=== WRITTEN PROBLEM ===
Set down exactly, and only, the lines from the one with "Read out every word on this page." to the final line of the entries, both included.

=== RECORDS SUPPLIED ===
------

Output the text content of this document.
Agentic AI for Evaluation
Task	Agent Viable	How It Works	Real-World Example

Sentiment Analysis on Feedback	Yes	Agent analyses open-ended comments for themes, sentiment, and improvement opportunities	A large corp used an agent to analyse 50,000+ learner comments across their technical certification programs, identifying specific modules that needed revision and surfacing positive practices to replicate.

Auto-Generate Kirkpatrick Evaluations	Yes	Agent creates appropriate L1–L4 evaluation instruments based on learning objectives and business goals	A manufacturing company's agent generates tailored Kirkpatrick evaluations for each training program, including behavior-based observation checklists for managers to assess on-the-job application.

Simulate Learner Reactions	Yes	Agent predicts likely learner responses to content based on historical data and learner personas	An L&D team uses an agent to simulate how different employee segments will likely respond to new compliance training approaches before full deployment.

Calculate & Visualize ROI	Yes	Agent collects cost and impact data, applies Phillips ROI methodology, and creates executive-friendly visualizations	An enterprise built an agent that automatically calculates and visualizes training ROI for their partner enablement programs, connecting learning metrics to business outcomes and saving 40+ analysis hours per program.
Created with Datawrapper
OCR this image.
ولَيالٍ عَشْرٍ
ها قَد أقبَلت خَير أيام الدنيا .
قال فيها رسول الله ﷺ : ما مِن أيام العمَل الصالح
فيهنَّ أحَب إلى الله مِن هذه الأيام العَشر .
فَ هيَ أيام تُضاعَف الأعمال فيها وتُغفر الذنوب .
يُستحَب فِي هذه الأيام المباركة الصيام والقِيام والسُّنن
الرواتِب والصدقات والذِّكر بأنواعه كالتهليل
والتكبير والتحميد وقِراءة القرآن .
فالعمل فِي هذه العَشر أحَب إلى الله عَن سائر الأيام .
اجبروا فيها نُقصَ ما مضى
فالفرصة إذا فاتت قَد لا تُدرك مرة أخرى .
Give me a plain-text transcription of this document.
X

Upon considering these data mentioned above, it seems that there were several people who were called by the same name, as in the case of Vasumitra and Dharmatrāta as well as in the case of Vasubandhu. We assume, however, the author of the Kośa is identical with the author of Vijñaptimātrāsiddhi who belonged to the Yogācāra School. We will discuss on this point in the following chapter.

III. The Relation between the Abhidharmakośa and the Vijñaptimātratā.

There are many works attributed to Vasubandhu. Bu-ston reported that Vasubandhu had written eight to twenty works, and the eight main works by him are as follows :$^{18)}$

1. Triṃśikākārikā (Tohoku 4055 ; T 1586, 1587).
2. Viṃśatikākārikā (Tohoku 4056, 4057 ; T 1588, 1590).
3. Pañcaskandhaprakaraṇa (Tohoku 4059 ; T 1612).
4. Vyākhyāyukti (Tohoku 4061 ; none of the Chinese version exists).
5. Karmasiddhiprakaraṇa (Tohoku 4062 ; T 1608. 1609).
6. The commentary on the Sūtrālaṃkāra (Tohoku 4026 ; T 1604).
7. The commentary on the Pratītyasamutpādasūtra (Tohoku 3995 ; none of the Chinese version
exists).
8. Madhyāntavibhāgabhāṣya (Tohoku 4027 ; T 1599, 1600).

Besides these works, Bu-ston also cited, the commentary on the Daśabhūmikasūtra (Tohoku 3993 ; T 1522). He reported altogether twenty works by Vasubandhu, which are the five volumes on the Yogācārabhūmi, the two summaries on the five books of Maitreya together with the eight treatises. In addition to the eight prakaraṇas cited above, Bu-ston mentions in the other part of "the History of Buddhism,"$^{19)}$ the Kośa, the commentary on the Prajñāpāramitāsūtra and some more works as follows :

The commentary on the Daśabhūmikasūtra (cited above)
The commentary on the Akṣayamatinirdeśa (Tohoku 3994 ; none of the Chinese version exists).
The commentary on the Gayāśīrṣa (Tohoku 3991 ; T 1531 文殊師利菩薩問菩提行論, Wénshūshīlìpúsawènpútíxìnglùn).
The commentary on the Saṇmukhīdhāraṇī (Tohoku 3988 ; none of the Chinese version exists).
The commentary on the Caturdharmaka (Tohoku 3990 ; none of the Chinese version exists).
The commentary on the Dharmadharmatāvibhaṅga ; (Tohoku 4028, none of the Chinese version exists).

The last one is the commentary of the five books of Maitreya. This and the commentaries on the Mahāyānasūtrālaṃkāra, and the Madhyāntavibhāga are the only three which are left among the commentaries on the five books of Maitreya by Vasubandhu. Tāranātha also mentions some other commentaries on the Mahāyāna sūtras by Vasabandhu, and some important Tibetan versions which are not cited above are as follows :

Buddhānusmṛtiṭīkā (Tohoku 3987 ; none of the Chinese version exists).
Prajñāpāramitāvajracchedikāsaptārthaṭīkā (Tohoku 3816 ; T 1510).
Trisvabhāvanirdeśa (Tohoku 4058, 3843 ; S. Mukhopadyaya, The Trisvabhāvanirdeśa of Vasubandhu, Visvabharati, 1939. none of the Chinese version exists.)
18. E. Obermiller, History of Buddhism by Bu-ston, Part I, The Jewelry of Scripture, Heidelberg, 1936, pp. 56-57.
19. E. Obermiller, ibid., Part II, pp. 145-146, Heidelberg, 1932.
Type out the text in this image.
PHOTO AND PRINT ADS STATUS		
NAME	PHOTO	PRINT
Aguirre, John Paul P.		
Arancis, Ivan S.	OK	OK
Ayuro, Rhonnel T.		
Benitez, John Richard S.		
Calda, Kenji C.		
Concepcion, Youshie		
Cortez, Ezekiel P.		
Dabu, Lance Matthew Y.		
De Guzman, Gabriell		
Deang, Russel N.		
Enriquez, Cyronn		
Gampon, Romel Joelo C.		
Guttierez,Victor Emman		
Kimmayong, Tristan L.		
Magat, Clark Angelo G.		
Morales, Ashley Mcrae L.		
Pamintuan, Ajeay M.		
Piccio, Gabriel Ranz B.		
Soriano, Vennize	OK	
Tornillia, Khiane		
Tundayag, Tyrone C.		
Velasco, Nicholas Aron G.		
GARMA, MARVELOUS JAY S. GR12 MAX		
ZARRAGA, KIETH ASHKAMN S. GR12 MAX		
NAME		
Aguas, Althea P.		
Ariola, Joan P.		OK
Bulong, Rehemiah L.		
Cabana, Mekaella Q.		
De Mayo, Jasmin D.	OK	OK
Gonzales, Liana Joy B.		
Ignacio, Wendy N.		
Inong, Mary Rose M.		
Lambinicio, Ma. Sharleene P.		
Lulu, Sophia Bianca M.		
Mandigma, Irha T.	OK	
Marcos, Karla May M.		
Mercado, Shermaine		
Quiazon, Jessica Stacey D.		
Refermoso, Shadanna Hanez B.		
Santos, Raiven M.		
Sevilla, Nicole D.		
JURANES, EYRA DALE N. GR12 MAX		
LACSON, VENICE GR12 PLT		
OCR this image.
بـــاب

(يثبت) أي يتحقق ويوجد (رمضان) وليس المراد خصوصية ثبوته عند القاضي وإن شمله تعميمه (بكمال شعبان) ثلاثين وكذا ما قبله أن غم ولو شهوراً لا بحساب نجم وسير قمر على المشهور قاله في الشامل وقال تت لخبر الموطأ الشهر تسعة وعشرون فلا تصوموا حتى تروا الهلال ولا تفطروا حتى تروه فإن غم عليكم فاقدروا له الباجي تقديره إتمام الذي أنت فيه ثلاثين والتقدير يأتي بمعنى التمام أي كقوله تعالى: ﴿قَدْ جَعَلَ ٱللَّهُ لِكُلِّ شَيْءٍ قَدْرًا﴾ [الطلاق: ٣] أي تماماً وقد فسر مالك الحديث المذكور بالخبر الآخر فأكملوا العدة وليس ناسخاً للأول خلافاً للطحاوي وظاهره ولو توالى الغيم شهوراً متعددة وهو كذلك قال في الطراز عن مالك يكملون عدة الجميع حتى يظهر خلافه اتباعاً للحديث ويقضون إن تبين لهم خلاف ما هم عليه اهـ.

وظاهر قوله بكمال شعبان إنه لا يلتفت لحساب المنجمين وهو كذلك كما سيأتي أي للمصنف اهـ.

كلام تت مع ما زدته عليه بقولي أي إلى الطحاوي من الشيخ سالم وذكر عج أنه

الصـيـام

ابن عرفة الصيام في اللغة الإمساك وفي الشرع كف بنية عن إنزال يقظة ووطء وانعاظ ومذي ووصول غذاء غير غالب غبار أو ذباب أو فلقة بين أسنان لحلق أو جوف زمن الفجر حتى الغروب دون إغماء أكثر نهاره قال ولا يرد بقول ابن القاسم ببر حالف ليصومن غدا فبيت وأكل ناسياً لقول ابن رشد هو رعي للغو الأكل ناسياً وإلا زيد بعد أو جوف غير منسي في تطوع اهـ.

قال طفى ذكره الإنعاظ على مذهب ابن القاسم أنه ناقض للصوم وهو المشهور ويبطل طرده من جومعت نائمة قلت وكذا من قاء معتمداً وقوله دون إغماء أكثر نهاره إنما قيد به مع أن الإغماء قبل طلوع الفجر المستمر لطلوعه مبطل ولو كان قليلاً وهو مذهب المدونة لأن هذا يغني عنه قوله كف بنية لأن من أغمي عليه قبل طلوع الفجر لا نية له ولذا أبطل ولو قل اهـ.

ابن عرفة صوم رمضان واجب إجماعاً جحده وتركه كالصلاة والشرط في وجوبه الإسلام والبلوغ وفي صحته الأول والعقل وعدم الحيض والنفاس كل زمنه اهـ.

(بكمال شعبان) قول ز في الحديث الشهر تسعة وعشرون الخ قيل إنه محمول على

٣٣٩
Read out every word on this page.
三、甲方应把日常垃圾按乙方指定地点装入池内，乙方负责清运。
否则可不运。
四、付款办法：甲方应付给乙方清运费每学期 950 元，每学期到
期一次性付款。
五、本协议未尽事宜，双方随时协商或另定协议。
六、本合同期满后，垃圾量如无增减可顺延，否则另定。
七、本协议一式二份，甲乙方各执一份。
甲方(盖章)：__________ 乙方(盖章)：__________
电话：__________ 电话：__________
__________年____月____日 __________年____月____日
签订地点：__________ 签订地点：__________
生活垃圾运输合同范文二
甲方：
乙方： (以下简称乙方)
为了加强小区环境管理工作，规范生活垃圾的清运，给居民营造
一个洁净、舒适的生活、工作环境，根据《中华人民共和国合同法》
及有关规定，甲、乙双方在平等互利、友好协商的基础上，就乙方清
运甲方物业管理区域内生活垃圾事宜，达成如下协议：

------

=== ANSWER TO THE EXERCISE ===
Read out every word on this page.
三、甲方应把日常垃圾按乙方指定地点装入池内，乙方负责清运。
否则可不运。
四、付款办法：甲方应付给乙方清运费每学期 950 元，每学期到
期一次性付款。
五、本协议未尽事宜，双方随时协商或另定协议。
六、本合同期满后，垃圾量如无增减可顺延，否则另定。
七、本协议一式二份，甲乙方各执一份。
甲方(盖章)：__________ 乙方(盖章)：__________
电话：__________ 电话：__________
__________年____月____日 __________年____月____日
签订地点：__________ 签订地点：__________
生活垃圾运输合同范文二
甲方：
乙方： (以下简称乙方)
为了加强小区环境管理工作，规范生活垃圾的清运，给居民营造
一个洁净、舒适的生活、工作环境，根据《中华人民共和国合同法》
及有关规定，甲、乙双方在平等互利、友好协商的基础上，就乙方清
运甲方物业管理区域内生活垃圾事宜，达成如下协议：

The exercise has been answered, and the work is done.